**WHAT THIS TASK INVOLVES**
Print the entire listing. Each line must match the original exactly.

RECORDS start

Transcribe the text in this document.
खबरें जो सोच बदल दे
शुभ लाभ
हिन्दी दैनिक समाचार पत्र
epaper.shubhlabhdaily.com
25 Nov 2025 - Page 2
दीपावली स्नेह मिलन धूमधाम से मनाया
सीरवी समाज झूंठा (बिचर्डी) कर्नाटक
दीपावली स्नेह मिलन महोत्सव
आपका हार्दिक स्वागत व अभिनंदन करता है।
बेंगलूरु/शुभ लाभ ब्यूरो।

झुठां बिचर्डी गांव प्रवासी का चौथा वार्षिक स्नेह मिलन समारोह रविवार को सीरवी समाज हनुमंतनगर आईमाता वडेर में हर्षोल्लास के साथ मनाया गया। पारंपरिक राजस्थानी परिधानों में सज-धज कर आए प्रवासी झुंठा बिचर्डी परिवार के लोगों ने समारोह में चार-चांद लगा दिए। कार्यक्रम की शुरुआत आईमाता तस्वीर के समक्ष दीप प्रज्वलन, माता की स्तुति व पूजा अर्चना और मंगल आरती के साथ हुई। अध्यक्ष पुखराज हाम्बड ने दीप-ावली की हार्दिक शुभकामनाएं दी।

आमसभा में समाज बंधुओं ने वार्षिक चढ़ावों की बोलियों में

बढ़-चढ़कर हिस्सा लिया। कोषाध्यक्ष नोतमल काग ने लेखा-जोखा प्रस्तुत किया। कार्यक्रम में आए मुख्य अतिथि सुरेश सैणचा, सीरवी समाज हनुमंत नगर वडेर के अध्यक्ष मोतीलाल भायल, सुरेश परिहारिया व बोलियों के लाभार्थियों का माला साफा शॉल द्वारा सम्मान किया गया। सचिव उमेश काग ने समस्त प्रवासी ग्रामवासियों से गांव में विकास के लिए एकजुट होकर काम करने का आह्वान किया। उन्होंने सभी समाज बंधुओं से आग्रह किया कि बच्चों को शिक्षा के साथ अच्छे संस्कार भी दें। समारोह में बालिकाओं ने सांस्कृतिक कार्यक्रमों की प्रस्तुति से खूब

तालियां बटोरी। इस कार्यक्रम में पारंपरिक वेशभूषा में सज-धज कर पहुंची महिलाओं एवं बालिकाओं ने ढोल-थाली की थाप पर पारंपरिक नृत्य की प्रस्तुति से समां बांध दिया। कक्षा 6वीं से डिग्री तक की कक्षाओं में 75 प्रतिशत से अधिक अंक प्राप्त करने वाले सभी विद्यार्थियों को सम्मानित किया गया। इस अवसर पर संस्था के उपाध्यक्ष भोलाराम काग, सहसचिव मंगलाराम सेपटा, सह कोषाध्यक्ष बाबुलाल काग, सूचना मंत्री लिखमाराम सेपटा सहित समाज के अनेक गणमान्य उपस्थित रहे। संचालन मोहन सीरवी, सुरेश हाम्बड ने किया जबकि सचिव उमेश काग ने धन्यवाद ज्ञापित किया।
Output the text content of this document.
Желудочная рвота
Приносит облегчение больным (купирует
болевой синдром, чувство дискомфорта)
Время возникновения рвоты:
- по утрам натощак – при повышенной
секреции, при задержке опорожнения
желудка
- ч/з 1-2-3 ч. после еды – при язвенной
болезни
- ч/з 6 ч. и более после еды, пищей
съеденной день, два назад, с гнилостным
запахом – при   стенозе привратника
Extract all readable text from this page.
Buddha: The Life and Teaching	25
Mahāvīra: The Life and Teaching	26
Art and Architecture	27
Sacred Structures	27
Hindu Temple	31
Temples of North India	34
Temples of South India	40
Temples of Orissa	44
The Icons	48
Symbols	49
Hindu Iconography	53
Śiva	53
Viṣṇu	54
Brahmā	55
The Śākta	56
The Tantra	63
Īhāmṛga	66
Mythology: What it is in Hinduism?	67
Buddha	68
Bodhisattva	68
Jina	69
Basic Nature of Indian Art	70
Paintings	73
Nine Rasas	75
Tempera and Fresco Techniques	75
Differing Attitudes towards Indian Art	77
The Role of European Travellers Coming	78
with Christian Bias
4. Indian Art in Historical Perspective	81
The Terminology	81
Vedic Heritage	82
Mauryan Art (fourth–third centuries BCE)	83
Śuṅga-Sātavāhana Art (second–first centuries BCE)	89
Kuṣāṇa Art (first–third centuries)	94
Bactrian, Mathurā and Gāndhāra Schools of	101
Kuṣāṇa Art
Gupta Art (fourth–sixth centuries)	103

RECORDS end

**CORRECT OUTPUT**
Transcribe the text in this document.
खबरें जो सोच बदल दे
शुभ लाभ
हिन्दी दैनिक समाचार पत्र
epaper.shubhlabhdaily.com
25 Nov 2025 - Page 2
दीपावली स्नेह मिलन धूमधाम से मनाया
सीरवी समाज झूंठा (बिचर्डी) कर्नाटक
दीपावली स्नेह मिलन महोत्सव
आपका हार्दिक स्वागत व अभिनंदन करता है।
बेंगलूरु/शुभ लाभ ब्यूरो।

झुठां बिचर्डी गांव प्रवासी का चौथा वार्षिक स्नेह मिलन समारोह रविवार को सीरवी समाज हनुमंतनगर आईमाता वडेर में हर्षोल्लास के साथ मनाया गया। पारंपरिक राजस्थानी परिधानों में सज-धज कर आए प्रवासी झुंठा बिचर्डी परिवार के लोगों ने समारोह में चार-चांद लगा दिए। कार्यक्रम की शुरुआत आईमाता तस्वीर के समक्ष दीप प्रज्वलन, माता की स्तुति व पूजा अर्चना और मंगल आरती के साथ हुई। अध्यक्ष पुखराज हाम्बड ने दीप-ावली की हार्दिक शुभकामनाएं दी।

आमसभा में समाज बंधुओं ने वार्षिक चढ़ावों की बोलियों में

बढ़-चढ़कर हिस्सा लिया। कोषाध्यक्ष नोतमल काग ने लेखा-जोखा प्रस्तुत किया। कार्यक्रम में आए मुख्य अतिथि सुरेश सैणचा, सीरवी समाज हनुमंत नगर वडेर के अध्यक्ष मोतीलाल भायल, सुरेश परिहारिया व बोलियों के लाभार्थियों का माला साफा शॉल द्वारा सम्मान किया गया। सचिव उमेश काग ने समस्त प्रवासी ग्रामवासियों से गांव में विकास के लिए एकजुट होकर काम करने का आह्वान किया। उन्होंने सभी समाज बंधुओं से आग्रह किया कि बच्चों को शिक्षा के साथ अच्छे संस्कार भी दें। समारोह में बालिकाओं ने सांस्कृतिक कार्यक्रमों की प्रस्तुति से खूब

तालियां बटोरी। इस कार्यक्रम में पारंपरिक वेशभूषा में सज-धज कर पहुंची महिलाओं एवं बालिकाओं ने ढोल-थाली की थाप पर पारंपरिक नृत्य की प्रस्तुति से समां बांध दिया। कक्षा 6वीं से डिग्री तक की कक्षाओं में 75 प्रतिशत से अधिक अंक प्राप्त करने वाले सभी विद्यार्थियों को सम्मानित किया गया। इस अवसर पर संस्था के उपाध्यक्ष भोलाराम काग, सहसचिव मंगलाराम सेपटा, सह कोषाध्यक्ष बाबुलाल काग, सूचना मंत्री लिखमाराम सेपटा सहित समाज के अनेक गणमान्य उपस्थित रहे। संचालन मोहन सीरवी, सुरेश हाम्बड ने किया जबकि सचिव उमेश काग ने धन्यवाद ज्ञापित किया।
Output the text content of this document.
Желудочная рвота
Приносит облегчение больным (купирует
болевой синдром, чувство дискомфорта)
Время возникновения рвоты:
- по утрам натощак – при повышенной
секреции, при задержке опорожнения
желудка
- ч/з 1-2-3 ч. после еды – при язвенной
болезни
- ч/з 6 ч. и более после еды, пищей
съеденной день, два назад, с гнилостным
запахом – при   стенозе привратника
Extract all readable text from this page.
Buddha: The Life and Teaching	25
Mahāvīra: The Life and Teaching	26
Art and Architecture	27
Sacred Structures	27
Hindu Temple	31
Temples of North India	34
Temples of South India	40
Temples of Orissa	44
The Icons	48
Symbols	49
Hindu Iconography	53
Śiva	53
Viṣṇu	54
Brahmā	55
The Śākta	56
The Tantra	63
Īhāmṛga	66
Mythology: What it is in Hinduism?	67
Buddha	68
Bodhisattva	68
Jina	69
Basic Nature of Indian Art	70
Paintings	73
Nine Rasas	75
Tempera and Fresco Techniques	75
Differing Attitudes towards Indian Art	77
The Role of European Travellers Coming	78
with Christian Bias
4. Indian Art in Historical Perspective	81
The Terminology	81
Vedic Heritage	82
Mauryan Art (fourth–third centuries BCE)	83
Śuṅga-Sātavāhana Art (second–first centuries BCE)	89
Kuṣāṇa Art (first–third centuries)	94
Bactrian, Mathurā and Gāndhāra Schools of	101
Kuṣāṇa Art
Gupta Art (fourth–sixth centuries)	103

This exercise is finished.